** Do this **
Quote verbatim the items below, beginning with the first line and stopping after the line that contains "nav-mypage-3[interactable]: 👤 マイページ".

Item position entries:

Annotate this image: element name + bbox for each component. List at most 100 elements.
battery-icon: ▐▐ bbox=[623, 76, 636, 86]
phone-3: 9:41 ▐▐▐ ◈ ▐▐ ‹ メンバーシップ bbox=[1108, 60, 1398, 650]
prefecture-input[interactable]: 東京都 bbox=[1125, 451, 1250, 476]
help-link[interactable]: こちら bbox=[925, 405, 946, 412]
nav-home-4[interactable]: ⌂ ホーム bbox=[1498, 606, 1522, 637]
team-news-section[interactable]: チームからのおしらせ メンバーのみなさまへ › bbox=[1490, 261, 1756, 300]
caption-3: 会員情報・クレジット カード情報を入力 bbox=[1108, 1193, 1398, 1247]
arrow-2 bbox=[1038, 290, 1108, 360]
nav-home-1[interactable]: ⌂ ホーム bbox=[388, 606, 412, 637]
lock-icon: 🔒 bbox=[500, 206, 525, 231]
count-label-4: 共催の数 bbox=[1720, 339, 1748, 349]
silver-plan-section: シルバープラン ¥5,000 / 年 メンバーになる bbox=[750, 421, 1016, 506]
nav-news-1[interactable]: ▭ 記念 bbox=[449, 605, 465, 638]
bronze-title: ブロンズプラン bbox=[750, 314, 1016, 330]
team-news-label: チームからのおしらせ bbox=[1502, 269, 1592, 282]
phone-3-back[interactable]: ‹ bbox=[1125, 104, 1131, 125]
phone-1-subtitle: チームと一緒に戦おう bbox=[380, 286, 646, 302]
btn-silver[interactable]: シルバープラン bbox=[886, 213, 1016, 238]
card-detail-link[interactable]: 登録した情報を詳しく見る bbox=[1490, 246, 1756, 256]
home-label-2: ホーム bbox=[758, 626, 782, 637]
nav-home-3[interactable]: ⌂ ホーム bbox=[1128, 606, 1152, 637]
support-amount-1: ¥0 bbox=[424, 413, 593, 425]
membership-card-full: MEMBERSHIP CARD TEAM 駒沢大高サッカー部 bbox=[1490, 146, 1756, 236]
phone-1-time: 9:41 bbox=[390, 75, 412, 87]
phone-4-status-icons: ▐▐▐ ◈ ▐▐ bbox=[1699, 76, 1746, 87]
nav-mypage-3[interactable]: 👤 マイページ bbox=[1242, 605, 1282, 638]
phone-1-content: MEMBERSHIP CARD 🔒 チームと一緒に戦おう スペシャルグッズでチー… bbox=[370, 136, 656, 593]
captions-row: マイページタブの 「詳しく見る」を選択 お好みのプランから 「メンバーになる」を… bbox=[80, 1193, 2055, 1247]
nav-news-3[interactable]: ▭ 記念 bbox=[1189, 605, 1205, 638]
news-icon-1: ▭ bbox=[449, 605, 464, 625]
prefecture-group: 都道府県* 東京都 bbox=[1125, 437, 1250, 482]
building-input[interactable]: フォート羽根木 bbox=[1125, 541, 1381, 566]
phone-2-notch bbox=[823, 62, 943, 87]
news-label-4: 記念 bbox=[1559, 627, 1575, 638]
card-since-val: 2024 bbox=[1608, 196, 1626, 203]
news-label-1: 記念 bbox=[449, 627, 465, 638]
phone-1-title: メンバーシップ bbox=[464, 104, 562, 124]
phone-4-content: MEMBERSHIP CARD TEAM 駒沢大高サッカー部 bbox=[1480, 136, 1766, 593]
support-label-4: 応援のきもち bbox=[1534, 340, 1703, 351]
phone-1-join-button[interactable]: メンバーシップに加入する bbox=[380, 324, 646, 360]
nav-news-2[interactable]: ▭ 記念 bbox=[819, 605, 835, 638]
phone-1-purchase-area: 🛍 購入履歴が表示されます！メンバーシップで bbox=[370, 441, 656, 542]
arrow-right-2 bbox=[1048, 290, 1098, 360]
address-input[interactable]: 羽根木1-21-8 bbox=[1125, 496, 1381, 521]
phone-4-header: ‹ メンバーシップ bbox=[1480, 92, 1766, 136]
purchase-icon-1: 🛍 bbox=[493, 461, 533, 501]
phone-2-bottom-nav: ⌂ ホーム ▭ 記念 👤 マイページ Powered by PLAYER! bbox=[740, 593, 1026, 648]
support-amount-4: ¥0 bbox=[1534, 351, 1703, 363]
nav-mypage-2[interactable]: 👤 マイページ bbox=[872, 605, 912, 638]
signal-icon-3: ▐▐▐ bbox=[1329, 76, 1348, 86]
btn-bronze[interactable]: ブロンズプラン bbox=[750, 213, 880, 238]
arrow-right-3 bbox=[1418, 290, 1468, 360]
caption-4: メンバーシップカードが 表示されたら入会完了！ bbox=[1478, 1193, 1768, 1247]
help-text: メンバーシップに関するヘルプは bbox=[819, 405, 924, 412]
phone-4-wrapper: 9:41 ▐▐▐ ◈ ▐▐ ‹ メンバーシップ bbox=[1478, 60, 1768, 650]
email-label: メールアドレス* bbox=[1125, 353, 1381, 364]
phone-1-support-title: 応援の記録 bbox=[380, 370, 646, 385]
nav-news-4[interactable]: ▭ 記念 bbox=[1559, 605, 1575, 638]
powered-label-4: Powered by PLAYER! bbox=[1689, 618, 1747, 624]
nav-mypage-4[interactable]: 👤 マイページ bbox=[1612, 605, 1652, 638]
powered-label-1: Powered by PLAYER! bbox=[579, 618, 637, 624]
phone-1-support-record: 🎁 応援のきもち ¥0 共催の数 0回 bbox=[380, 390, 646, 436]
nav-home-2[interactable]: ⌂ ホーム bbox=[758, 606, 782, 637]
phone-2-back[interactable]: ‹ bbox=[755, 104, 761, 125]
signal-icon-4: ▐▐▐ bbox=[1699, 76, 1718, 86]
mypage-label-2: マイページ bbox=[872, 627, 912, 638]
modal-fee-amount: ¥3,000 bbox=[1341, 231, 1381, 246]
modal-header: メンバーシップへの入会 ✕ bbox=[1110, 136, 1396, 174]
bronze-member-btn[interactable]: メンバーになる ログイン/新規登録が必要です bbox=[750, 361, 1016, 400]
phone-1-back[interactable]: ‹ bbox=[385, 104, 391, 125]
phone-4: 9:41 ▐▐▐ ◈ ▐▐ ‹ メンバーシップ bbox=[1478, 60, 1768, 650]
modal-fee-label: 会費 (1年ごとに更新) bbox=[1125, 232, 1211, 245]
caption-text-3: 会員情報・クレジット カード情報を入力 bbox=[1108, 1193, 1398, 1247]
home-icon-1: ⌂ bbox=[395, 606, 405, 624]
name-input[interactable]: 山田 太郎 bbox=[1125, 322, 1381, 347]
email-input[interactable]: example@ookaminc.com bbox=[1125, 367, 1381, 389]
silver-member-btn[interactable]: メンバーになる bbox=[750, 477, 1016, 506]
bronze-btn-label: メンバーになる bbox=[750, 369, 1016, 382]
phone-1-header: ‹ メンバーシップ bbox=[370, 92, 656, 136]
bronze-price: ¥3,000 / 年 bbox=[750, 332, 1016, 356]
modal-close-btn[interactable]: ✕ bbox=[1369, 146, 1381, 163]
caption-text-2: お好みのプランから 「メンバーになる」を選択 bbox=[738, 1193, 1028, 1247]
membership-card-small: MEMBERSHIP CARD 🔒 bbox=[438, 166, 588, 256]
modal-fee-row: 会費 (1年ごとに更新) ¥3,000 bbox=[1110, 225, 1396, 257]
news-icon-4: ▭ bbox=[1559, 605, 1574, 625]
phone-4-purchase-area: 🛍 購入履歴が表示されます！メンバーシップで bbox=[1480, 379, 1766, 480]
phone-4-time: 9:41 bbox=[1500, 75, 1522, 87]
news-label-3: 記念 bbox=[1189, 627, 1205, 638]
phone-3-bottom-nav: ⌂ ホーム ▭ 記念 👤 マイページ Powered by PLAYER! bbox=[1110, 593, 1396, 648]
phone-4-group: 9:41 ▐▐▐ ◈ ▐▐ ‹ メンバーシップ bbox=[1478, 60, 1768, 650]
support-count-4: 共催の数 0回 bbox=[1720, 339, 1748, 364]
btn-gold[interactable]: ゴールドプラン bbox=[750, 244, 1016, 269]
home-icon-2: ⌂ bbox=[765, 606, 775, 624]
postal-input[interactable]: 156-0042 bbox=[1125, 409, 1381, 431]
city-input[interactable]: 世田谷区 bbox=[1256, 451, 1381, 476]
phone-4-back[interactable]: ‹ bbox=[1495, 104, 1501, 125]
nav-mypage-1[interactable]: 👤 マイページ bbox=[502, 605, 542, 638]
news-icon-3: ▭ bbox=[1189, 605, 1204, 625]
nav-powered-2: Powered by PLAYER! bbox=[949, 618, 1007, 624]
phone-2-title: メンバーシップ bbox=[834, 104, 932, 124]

** Final result **
Annotate this image: element name + bbox for each component. List at most 100 elements.
battery-icon: ▐▐ bbox=[623, 76, 636, 86]
phone-3: 9:41 ▐▐▐ ◈ ▐▐ ‹ メンバーシップ bbox=[1108, 60, 1398, 650]
prefecture-input[interactable]: 東京都 bbox=[1125, 451, 1250, 476]
help-link[interactable]: こちら bbox=[925, 405, 946, 412]
nav-home-4[interactable]: ⌂ ホーム bbox=[1498, 606, 1522, 637]
team-news-section[interactable]: チームからのおしらせ メンバーのみなさまへ › bbox=[1490, 261, 1756, 300]
caption-3: 会員情報・クレジット カード情報を入力 bbox=[1108, 1193, 1398, 1247]
arrow-2 bbox=[1038, 290, 1108, 360]
nav-home-1[interactable]: ⌂ ホーム bbox=[388, 606, 412, 637]
lock-icon: 🔒 bbox=[500, 206, 525, 231]
count-label-4: 共催の数 bbox=[1720, 339, 1748, 349]
silver-plan-section: シルバープラン ¥5,000 / 年 メンバーになる bbox=[750, 421, 1016, 506]
nav-news-1[interactable]: ▭ 記念 bbox=[449, 605, 465, 638]
bronze-title: ブロンズプラン bbox=[750, 314, 1016, 330]
team-news-label: チームからのおしらせ bbox=[1502, 269, 1592, 282]
phone-3-back[interactable]: ‹ bbox=[1125, 104, 1131, 125]
phone-1-subtitle: チームと一緒に戦おう bbox=[380, 286, 646, 302]
btn-silver[interactable]: シルバープラン bbox=[886, 213, 1016, 238]
card-detail-link[interactable]: 登録した情報を詳しく見る bbox=[1490, 246, 1756, 256]
home-label-2: ホーム bbox=[758, 626, 782, 637]
nav-home-3[interactable]: ⌂ ホーム bbox=[1128, 606, 1152, 637]
support-amount-1: ¥0 bbox=[424, 413, 593, 425]
membership-card-full: MEMBERSHIP CARD TEAM 駒沢大高サッカー部 bbox=[1490, 146, 1756, 236]
phone-1-time: 9:41 bbox=[390, 75, 412, 87]
phone-4-status-icons: ▐▐▐ ◈ ▐▐ bbox=[1699, 76, 1746, 87]
nav-mypage-3[interactable]: 👤 マイページ bbox=[1242, 605, 1282, 638]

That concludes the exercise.